Stated problem –
Retype all of the entries word for word.

Task inputs –
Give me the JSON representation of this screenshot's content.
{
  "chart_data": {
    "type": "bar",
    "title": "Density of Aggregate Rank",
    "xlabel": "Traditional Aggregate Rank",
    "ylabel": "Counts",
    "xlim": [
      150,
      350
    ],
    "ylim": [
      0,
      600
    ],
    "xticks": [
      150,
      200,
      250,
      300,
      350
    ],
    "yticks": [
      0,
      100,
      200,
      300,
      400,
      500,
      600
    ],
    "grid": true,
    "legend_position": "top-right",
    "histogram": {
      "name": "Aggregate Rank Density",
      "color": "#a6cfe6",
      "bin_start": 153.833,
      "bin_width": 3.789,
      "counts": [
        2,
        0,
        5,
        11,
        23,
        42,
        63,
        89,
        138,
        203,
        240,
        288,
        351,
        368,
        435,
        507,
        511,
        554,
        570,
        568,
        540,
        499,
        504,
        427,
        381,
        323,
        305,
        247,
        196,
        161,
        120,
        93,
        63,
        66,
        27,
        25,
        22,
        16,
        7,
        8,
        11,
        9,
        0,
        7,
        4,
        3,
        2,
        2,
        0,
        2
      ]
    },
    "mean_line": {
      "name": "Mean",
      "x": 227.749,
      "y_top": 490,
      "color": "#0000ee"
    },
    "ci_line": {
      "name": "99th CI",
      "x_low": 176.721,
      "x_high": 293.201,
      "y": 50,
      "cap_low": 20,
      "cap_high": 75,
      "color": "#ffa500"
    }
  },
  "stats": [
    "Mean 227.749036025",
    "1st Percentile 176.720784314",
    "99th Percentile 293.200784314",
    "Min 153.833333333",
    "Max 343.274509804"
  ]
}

Solution for this problem –
Give me the JSON representation of this screenshot's content.
{
  "chart_data": {
    "type": "bar",
    "title": "Density of Aggregate Rank",
    "xlabel": "Traditional Aggregate Rank",
    "ylabel": "Counts",
    "xlim": [
      150,
      350
    ],
    "ylim": [
      0,
      600
    ],
    "xticks": [
      150,
      200,
      250,
      300,
      350
    ],
    "yticks": [
      0,
      100,
      200,
      300,
      400,
      500,
      600
    ],
    "grid": true,
    "legend_position": "top-right",
    "histogram": {
      "name": "Aggregate Rank Density",
      "color": "#a6cfe6",
      "bin_start": 153.833,
      "bin_width": 3.789,
      "counts": [
        2,
        0,
        5,
        11,
        23,
        42,
        63,
        89,
        138,
        203,
        240,
        288,
        351,
        368,
        435,
        507,
        511,
        554,
        570,
        568,
        540,
        499,
        504,
        427,
        381,
        323,
        305,
        247,
        196,
        161,
        120,
        93,
        63,
        66,
        27,
        25,
        22,
        16,
        7,
        8,
        11,
        9,
        0,
        7,
        4,
        3,
        2,
        2,
        0,
        2
      ]
    },
    "mean_line": {
      "name": "Mean",
      "x": 227.749,
      "y_top": 490,
      "color": "#0000ee"
    },
    "ci_line": {
      "name": "99th CI",
      "x_low": 176.721,
      "x_high": 293.201,
      "y": 50,
      "cap_low": 20,
      "cap_high": 75,
      "color": "#ffa500"
    }
  },
  "stats": [
    "Mean 227.749036025",
    "1st Percentile 176.720784314",
    "99th Percentile 293.200784314",
    "Min 153.833333333",
    "Max 343.274509804"
  ]
}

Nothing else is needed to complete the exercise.